*Records contained in a dataset*:
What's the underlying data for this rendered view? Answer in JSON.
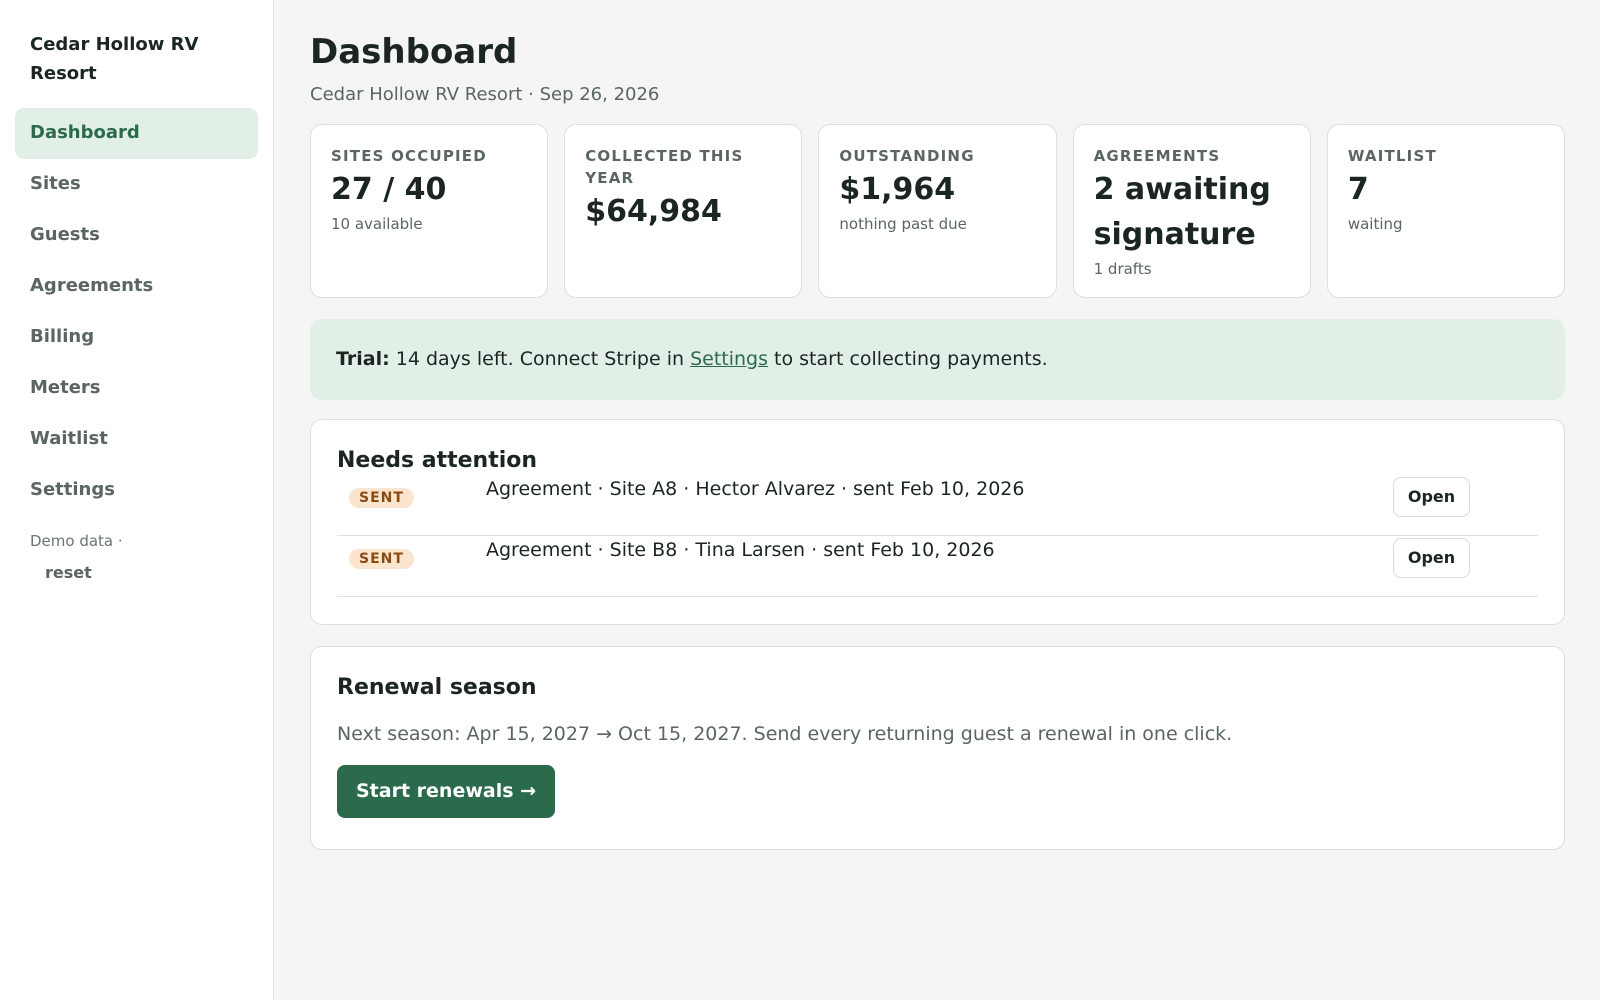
{
  "sidebar": {
    "brand": "Cedar Hollow RV Resort",
    "items": [
      {
        "label": "Dashboard",
        "active": true
      },
      {
        "label": "Sites"
      },
      {
        "label": "Guests"
      },
      {
        "label": "Agreements"
      },
      {
        "label": "Billing"
      },
      {
        "label": "Meters"
      },
      {
        "label": "Waitlist"
      },
      {
        "label": "Settings"
      }
    ],
    "demo_label": "Demo data ·",
    "demo_reset": "reset"
  },
  "header": {
    "title": "Dashboard",
    "subtitle": "Cedar Hollow RV Resort · Sep 26, 2026"
  },
  "stats": [
    {
      "label": "Sites occupied",
      "value": "27 / 40",
      "sub": "10 available"
    },
    {
      "label": "Collected this year",
      "value": "$64,984",
      "sub": ""
    },
    {
      "label": "Outstanding",
      "value": "$1,964",
      "sub": "nothing past due"
    },
    {
      "label": "Agreements",
      "value": "2 awaiting signature",
      "sub": "1 drafts"
    },
    {
      "label": "Waitlist",
      "value": "7",
      "sub": "waiting"
    }
  ],
  "trial": {
    "prefix": "Trial:",
    "text_before": " 14 days left. Connect Stripe in ",
    "link": "Settings",
    "text_after": " to start collecting payments."
  },
  "needs_attention": {
    "title": "Needs attention",
    "rows": [
      {
        "badge": "SENT",
        "text": "Agreement · Site A8 · Hector Alvarez · sent Feb 10, 2026",
        "button": "Open"
      },
      {
        "badge": "SENT",
        "text": "Agreement · Site B8 · Tina Larsen · sent Feb 10, 2026",
        "button": "Open"
      }
    ]
  },
  "renewal": {
    "title": "Renewal season",
    "text": "Next season: Apr 15, 2027 → Oct 15, 2027. Send every returning guest a renewal in one click.",
    "button": "Start renewals →"
  },
  "colors": {
    "accent": "#2b6b4c",
    "accent_light": "#e2efe7",
    "badge_bg": "#fbe5cf",
    "badge_text": "#8a4b12"
  }
}
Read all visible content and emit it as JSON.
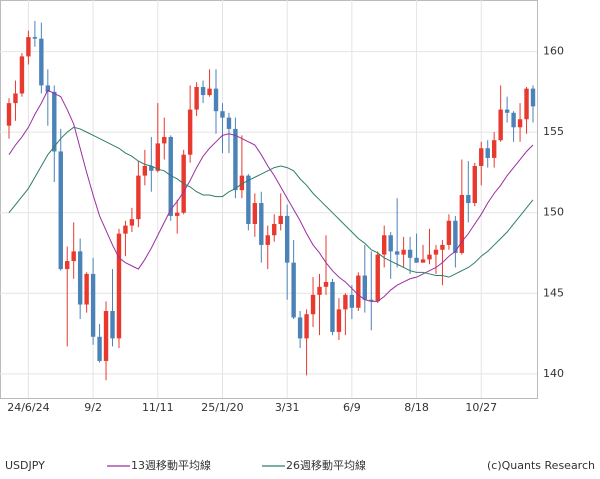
{
  "chart_data": {
    "type": "candlestick",
    "categories": [
      null,
      null,
      null,
      "24/6/24",
      null,
      null,
      null,
      null,
      null,
      null,
      null,
      null,
      null,
      "9/2",
      null,
      null,
      null,
      null,
      null,
      null,
      null,
      null,
      null,
      "11/11",
      null,
      null,
      null,
      null,
      null,
      null,
      null,
      null,
      null,
      "25/1/20",
      null,
      null,
      null,
      null,
      null,
      null,
      null,
      null,
      null,
      "3/31",
      null,
      null,
      null,
      null,
      null,
      null,
      null,
      null,
      null,
      "6/9",
      null,
      null,
      null,
      null,
      null,
      null,
      null,
      null,
      null,
      "8/18",
      null,
      null,
      null,
      null,
      null,
      null,
      null,
      null,
      null,
      "10/27",
      null,
      null,
      null,
      null,
      null,
      null,
      null,
      null
    ],
    "ylim": [
      138.5,
      163.2
    ],
    "yticks": [
      140,
      145,
      150,
      155,
      160
    ],
    "grid": true,
    "candles": {
      "name": "USDJPY",
      "up_color": "#e8392f",
      "down_color": "#4b82b8",
      "open": [
        155.4,
        156.8,
        157.4,
        159.7,
        160.9,
        160.8,
        157.9,
        157.5,
        153.8,
        146.5,
        147.0,
        147.6,
        144.3,
        146.2,
        142.3,
        140.8,
        143.9,
        142.2,
        148.7,
        149.2,
        149.6,
        152.3,
        152.9,
        152.6,
        154.3,
        154.7,
        149.8,
        150.0,
        153.6,
        156.4,
        157.8,
        157.3,
        157.7,
        156.3,
        155.9,
        155.2,
        151.4,
        152.3,
        149.3,
        150.6,
        148.0,
        148.6,
        149.3,
        149.8,
        146.9,
        143.5,
        142.2,
        143.7,
        144.9,
        145.4,
        145.7,
        142.6,
        144.0,
        144.9,
        144.1,
        146.1,
        144.6,
        144.5,
        147.4,
        148.6,
        147.6,
        147.4,
        147.7,
        147.2,
        146.9,
        147.1,
        147.4,
        147.7,
        148.0,
        149.5,
        147.5,
        151.1,
        150.6,
        152.9,
        154.0,
        153.4,
        154.5,
        156.4,
        156.2,
        155.3,
        155.8,
        157.7
      ],
      "high": [
        157.1,
        158.2,
        159.9,
        161.3,
        161.9,
        161.8,
        158.9,
        157.9,
        155.2,
        147.9,
        149.4,
        148.4,
        146.3,
        147.2,
        143.1,
        144.5,
        146.5,
        149.0,
        149.5,
        150.3,
        153.2,
        153.9,
        154.7,
        156.8,
        155.9,
        154.8,
        150.8,
        153.9,
        157.9,
        158.1,
        158.2,
        158.9,
        158.9,
        156.8,
        156.2,
        155.9,
        154.8,
        152.4,
        151.2,
        151.3,
        149.2,
        149.9,
        151.2,
        150.5,
        148.3,
        143.9,
        144.0,
        146.0,
        146.2,
        148.6,
        145.9,
        144.7,
        145.0,
        145.5,
        146.3,
        148.0,
        147.6,
        147.6,
        149.2,
        148.8,
        150.9,
        148.5,
        148.5,
        148.7,
        148.0,
        149.0,
        148.0,
        148.3,
        149.9,
        149.8,
        153.3,
        153.2,
        153.1,
        154.4,
        154.5,
        155.0,
        157.9,
        157.2,
        156.3,
        156.8,
        157.8,
        157.9
      ],
      "low": [
        154.6,
        155.7,
        157.2,
        159.2,
        160.3,
        157.4,
        155.4,
        151.9,
        146.4,
        141.7,
        145.9,
        143.4,
        143.8,
        141.8,
        140.7,
        139.6,
        141.7,
        141.6,
        147.3,
        148.8,
        149.1,
        151.7,
        151.3,
        152.5,
        153.3,
        149.5,
        148.7,
        149.9,
        153.1,
        156.0,
        156.8,
        157.2,
        154.9,
        153.7,
        153.7,
        150.9,
        150.9,
        148.9,
        148.5,
        146.9,
        146.5,
        148.2,
        148.9,
        144.6,
        143.4,
        141.6,
        139.9,
        142.9,
        142.4,
        144.9,
        142.4,
        142.1,
        142.4,
        143.4,
        143.9,
        143.8,
        142.7,
        144.4,
        146.6,
        145.9,
        146.6,
        146.6,
        146.2,
        146.9,
        146.9,
        146.8,
        146.2,
        145.5,
        147.7,
        146.6,
        147.4,
        149.4,
        150.4,
        151.7,
        152.8,
        152.8,
        154.4,
        155.6,
        154.4,
        154.4,
        154.9,
        155.6
      ],
      "close": [
        156.8,
        157.4,
        159.7,
        160.9,
        160.8,
        157.9,
        157.5,
        153.8,
        146.5,
        147.0,
        147.6,
        144.3,
        146.2,
        142.3,
        140.8,
        143.9,
        142.2,
        148.7,
        149.2,
        149.6,
        152.3,
        152.9,
        152.6,
        154.3,
        154.7,
        149.8,
        150.0,
        153.6,
        156.4,
        157.8,
        157.3,
        157.7,
        156.3,
        155.9,
        155.2,
        151.4,
        152.3,
        149.3,
        150.6,
        148.0,
        148.6,
        149.3,
        149.8,
        146.9,
        143.5,
        142.2,
        143.7,
        144.9,
        145.4,
        145.7,
        142.6,
        144.0,
        144.9,
        144.1,
        146.1,
        144.6,
        144.5,
        147.4,
        148.6,
        147.6,
        147.4,
        147.7,
        147.2,
        146.9,
        147.1,
        147.4,
        147.7,
        148.0,
        149.5,
        147.5,
        151.1,
        150.6,
        152.9,
        154.0,
        153.4,
        154.5,
        156.4,
        156.2,
        155.3,
        155.8,
        157.7,
        156.6
      ]
    },
    "series": [
      {
        "name": "13週移動平均線",
        "color": "#9b2fa0",
        "values": [
          153.6,
          154.2,
          154.7,
          155.3,
          156.1,
          156.8,
          157.6,
          157.4,
          157.2,
          156.4,
          155.5,
          154.0,
          152.5,
          151.1,
          149.8,
          148.9,
          148.0,
          147.2,
          146.9,
          146.7,
          146.5,
          147.1,
          147.8,
          148.6,
          149.4,
          150.2,
          150.7,
          151.3,
          152.0,
          152.8,
          153.5,
          154.0,
          154.4,
          154.8,
          154.9,
          154.8,
          154.6,
          154.4,
          154.2,
          153.6,
          152.9,
          152.3,
          151.6,
          150.9,
          150.2,
          149.5,
          148.7,
          148.0,
          147.5,
          146.9,
          146.4,
          146.0,
          145.7,
          145.3,
          144.9,
          144.6,
          144.5,
          144.5,
          144.8,
          145.2,
          145.5,
          145.7,
          145.9,
          146.0,
          146.2,
          146.4,
          146.6,
          146.9,
          147.3,
          147.6,
          148.2,
          148.7,
          149.3,
          149.9,
          150.6,
          151.2,
          151.7,
          152.3,
          152.8,
          153.3,
          153.8,
          154.2
        ]
      },
      {
        "name": "26週移動平均線",
        "color": "#2e7d6e",
        "values": [
          150.0,
          150.5,
          151.0,
          151.5,
          152.2,
          152.9,
          153.6,
          154.1,
          154.6,
          155.0,
          155.3,
          155.2,
          155.0,
          154.8,
          154.6,
          154.4,
          154.2,
          154.0,
          153.7,
          153.5,
          153.2,
          153.0,
          152.9,
          152.7,
          152.6,
          152.3,
          152.1,
          151.8,
          151.6,
          151.3,
          151.1,
          151.1,
          151.0,
          151.0,
          151.3,
          151.5,
          151.8,
          152.0,
          152.2,
          152.4,
          152.6,
          152.8,
          152.9,
          152.8,
          152.6,
          152.1,
          151.7,
          151.2,
          150.8,
          150.4,
          150.0,
          149.6,
          149.2,
          148.8,
          148.4,
          148.1,
          147.7,
          147.5,
          147.2,
          147.0,
          146.8,
          146.6,
          146.4,
          146.3,
          146.3,
          146.2,
          146.1,
          146.1,
          146.0,
          146.2,
          146.4,
          146.6,
          146.9,
          147.3,
          147.6,
          148.0,
          148.4,
          148.8,
          149.3,
          149.8,
          150.3,
          150.8
        ]
      }
    ],
    "source": "(c)Quants Research"
  }
}
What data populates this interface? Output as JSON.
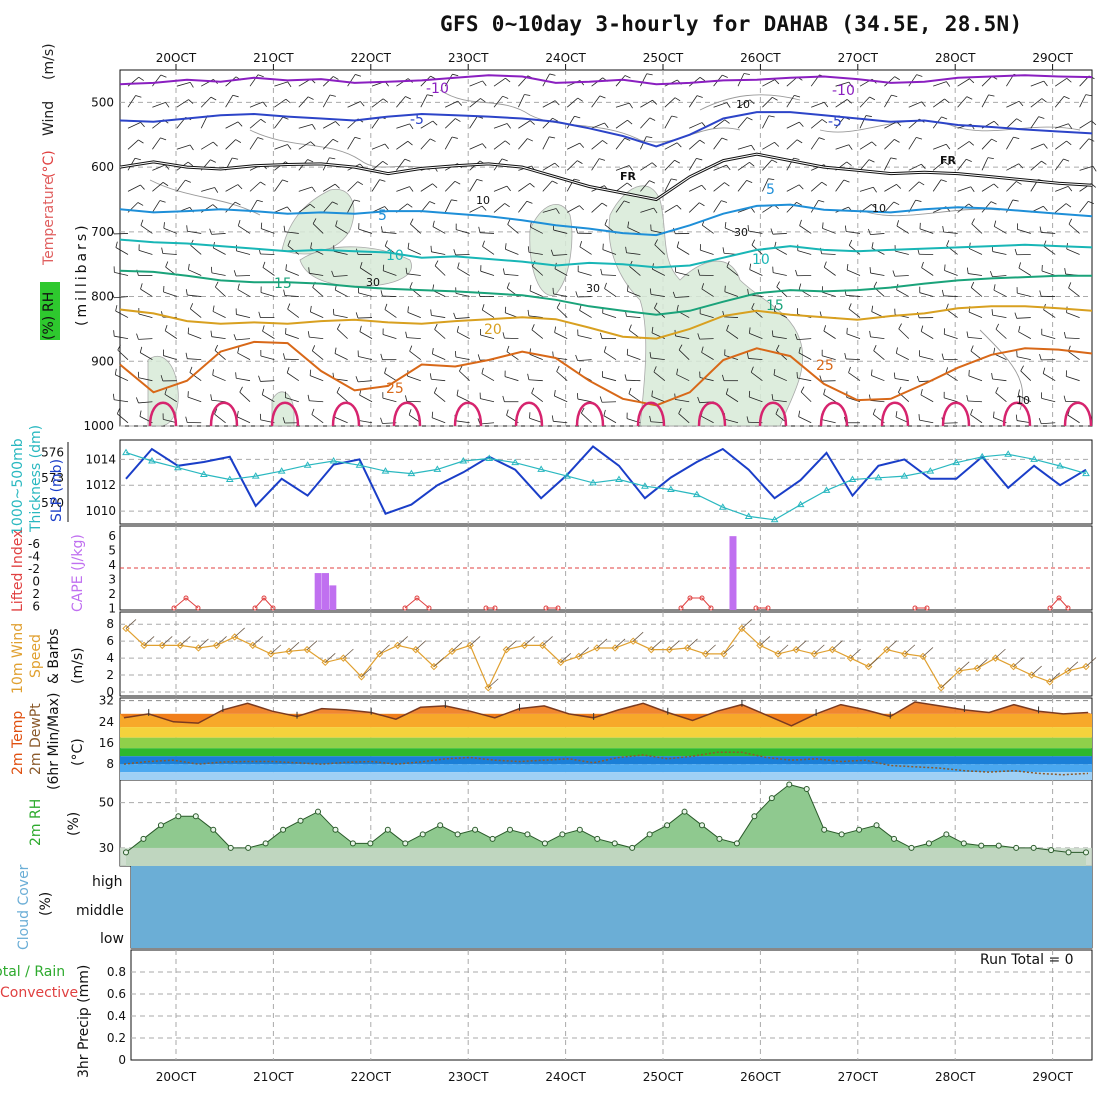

*REQUIREMENT*: Only lines with "Resort" are wanted here; list each of them.

*RESPONSE FOR THIS EXERCISE*:
    "brand": "Cedar Hollow RV Resort",
    "subtitle": "Cedar Hollow RV Resort · Sep 26, 2026"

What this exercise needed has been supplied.